* **УСЛОВИЕ ЗАДАНИЯ**:
Пожалуйста, укажите, к какому сроку лишения свободы приговорили Михаила Смолина по статье о «деле Смолина».

* **ИСХОДНЫЙ ДОКУМЕНТ**:
┏━━
«Дело Смолина» в «судебном зазеркалье»: при отсутствии каких-либо доказательств сотрудника завода сделали «посредником» в даче взятки
Где тут логика: взяткополучатель приговорён к 5 годам лишения свободы, а так называемый «посредник» — к 7 годам?
То, что судебная система в Приморском крае (как и во всей России) далека от совершенства, — далеко не новость. Судьи — это люди, а людям свойственно ошибаться. Но всё-таки когда ошибается рядовой гражданин — это ситуация поправимая, а вот ошибка судьи может сломать жизнь, и не одну. И потом не будет возможности «перемотать» ситуацию назад.
Взяточная «ромашка»: «посредник» — «не посредник»
28 марта 2023 года в Первореченском районном суде Владивостока был вынесен приговор в отношении 31-летнего Михаила Смолина – начальника ПТО одного из «дочерних» предприятий «Востокцемента» («Дробильно-сортировочного завода») во Владивостоке. Михаил Смолин был признан виновным по ч.4 ст. 291.1 УК РФ, то есть, в посредничестве во взяточничестве. И приговорён к 7 годам лишения свободы. Забегая вперёд, отметим, что сам взяточник — Сергей Галочкин, бывший инспектор Государственной инспекции труда в Приморском крае, получивший через посредника (не Михаила Смолина, а другого человека) взятку в миллион рублей, получил 5 лет колонии. Наверное, впервые в суде создан такой прецедент, когда взяточник получил срок меньше, чем посредник. Важно отметить и то, что судья Смоленкова, вынесшая столь противоречивый приговор в марте 2023 года в Первореченском районном суде Владивостока, уже месяц, как официально не являлась судьёй этого суда — в феврале 2023 года она получила удостоверение судьи Приморского краевого суда.
Впрочем, всё «дело Смолина» — это сплошное «зазеркалье»: должно быть так, а получилось всё с точностью до наоборот.
В чём же обвиняется Михаил Смолин? Начальнику ПТО дробильно-сортировочного завода, до сих пор входящего в «империю» семьи Пушкарёвых, ставится в вину то, что с 16 марта по 18 марта 2021 года он содействовал тому, что инспектор Государственной инспекции труда (ГИТ) Приморского края Галочкин вымогал взятку с руководства завода, и всё-таки получил её. Правда, сама взятка была передана Галочкину 01 апреля 2021 года без какого-либо участия Смолина. Деньги передавали совсем другие люди через посредника — и фамилия этого посредника была вовсе не Смолин. Сам Галочкин и на следствии, и на суде отрицал, что Михаил Смолин как-то причастен к передаче взятки или к тому, что Смолину было обещано хоть какое-то вознаграждение. Наоборот, в ходе судебного заседания сам Галочкин (в статусе подсудимого) сообщил, что Смолин неоднократно говорил ему, чтобы он (Галочкин) не брал никаких денег!
┗━━
* **МАТЕРИАЛ**:
┏━━
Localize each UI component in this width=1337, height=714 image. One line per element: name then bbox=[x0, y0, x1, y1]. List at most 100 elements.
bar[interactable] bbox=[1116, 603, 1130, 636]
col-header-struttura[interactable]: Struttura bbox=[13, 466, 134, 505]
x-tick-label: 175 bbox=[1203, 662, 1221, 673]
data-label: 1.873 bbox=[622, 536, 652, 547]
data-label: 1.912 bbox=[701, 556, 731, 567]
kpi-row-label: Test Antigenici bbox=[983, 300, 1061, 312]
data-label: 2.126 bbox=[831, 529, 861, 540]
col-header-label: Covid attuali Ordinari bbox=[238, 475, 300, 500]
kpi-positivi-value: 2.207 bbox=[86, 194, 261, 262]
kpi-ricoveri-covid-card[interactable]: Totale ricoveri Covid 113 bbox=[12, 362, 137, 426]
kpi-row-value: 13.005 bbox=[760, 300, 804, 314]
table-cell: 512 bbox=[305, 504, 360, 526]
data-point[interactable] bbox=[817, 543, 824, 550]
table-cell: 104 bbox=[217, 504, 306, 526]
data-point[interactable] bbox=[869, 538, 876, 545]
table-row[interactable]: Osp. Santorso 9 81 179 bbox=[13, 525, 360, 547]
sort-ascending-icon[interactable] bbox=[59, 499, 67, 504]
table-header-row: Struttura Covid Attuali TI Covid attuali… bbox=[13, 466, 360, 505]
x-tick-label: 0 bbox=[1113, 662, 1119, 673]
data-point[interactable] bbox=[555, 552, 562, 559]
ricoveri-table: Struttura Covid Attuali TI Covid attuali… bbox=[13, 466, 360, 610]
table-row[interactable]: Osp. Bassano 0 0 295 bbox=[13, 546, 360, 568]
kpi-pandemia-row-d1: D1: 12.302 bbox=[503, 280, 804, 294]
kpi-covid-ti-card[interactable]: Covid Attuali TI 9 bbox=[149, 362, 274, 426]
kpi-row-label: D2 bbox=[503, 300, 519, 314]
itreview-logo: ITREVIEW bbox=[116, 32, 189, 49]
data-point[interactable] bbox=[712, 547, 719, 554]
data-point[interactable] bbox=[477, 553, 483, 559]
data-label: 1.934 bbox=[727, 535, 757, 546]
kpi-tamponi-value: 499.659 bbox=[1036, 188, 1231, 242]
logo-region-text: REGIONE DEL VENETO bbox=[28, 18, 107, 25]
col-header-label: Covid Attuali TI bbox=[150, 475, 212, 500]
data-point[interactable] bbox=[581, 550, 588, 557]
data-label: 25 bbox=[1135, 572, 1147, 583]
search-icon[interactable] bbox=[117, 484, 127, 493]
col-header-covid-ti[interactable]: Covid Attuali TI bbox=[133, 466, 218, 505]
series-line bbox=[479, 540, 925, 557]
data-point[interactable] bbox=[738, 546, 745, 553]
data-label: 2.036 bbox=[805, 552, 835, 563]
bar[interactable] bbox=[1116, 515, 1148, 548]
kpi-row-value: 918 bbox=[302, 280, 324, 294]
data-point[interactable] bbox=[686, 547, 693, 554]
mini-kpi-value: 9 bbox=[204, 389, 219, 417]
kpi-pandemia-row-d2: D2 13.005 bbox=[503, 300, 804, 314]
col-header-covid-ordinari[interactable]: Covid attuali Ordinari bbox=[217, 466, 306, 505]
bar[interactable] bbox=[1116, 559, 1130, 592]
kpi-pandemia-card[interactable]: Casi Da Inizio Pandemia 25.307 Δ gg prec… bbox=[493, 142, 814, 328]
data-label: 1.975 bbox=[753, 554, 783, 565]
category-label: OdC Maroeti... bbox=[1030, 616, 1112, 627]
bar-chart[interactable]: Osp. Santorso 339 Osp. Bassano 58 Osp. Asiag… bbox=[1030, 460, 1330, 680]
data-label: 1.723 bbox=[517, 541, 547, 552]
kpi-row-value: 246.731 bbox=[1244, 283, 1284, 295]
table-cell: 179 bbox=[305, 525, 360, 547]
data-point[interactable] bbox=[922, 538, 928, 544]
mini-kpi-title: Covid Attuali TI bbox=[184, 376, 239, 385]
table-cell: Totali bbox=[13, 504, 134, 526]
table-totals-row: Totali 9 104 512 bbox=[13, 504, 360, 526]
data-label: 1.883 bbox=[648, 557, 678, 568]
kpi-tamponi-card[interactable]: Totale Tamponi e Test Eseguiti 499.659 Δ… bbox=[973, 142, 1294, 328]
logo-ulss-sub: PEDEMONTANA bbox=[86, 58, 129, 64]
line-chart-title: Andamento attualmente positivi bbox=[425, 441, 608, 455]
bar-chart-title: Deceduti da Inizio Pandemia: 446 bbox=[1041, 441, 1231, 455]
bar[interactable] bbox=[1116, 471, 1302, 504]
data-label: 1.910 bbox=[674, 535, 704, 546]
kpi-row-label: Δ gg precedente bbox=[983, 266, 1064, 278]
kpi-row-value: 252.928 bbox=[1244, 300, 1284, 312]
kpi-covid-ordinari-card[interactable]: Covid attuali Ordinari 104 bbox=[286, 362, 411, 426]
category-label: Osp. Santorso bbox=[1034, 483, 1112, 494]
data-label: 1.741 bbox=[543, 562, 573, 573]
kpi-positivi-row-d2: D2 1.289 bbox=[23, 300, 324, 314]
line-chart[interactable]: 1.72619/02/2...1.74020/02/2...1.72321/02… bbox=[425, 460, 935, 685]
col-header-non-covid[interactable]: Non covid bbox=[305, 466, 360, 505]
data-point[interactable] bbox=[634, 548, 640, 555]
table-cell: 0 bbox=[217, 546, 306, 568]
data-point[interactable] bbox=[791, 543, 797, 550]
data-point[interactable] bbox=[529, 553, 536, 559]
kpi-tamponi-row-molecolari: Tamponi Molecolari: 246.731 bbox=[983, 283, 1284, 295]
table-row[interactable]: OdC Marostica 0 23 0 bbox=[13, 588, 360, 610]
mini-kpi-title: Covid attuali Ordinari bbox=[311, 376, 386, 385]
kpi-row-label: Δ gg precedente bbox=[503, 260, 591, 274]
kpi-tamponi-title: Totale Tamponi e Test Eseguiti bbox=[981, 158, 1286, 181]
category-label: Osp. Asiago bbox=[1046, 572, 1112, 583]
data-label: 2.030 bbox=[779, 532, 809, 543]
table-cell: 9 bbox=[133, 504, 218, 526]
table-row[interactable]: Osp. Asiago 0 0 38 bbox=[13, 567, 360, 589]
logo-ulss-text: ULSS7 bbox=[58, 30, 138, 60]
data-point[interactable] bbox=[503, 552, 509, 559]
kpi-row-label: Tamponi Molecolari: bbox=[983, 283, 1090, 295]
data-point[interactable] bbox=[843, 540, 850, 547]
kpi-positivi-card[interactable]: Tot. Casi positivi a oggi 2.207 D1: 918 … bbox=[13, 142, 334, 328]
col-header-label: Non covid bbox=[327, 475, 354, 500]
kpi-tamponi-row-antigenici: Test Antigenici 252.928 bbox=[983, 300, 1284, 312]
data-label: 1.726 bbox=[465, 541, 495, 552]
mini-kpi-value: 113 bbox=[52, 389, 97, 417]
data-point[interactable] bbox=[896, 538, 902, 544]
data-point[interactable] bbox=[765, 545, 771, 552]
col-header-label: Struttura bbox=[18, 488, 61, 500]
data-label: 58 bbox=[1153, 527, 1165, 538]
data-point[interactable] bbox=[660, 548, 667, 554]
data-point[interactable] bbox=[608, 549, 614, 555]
┗━━
* **ОТВЕТ**:
Михаила Смолина приговорили к 7 годам лишения свободы.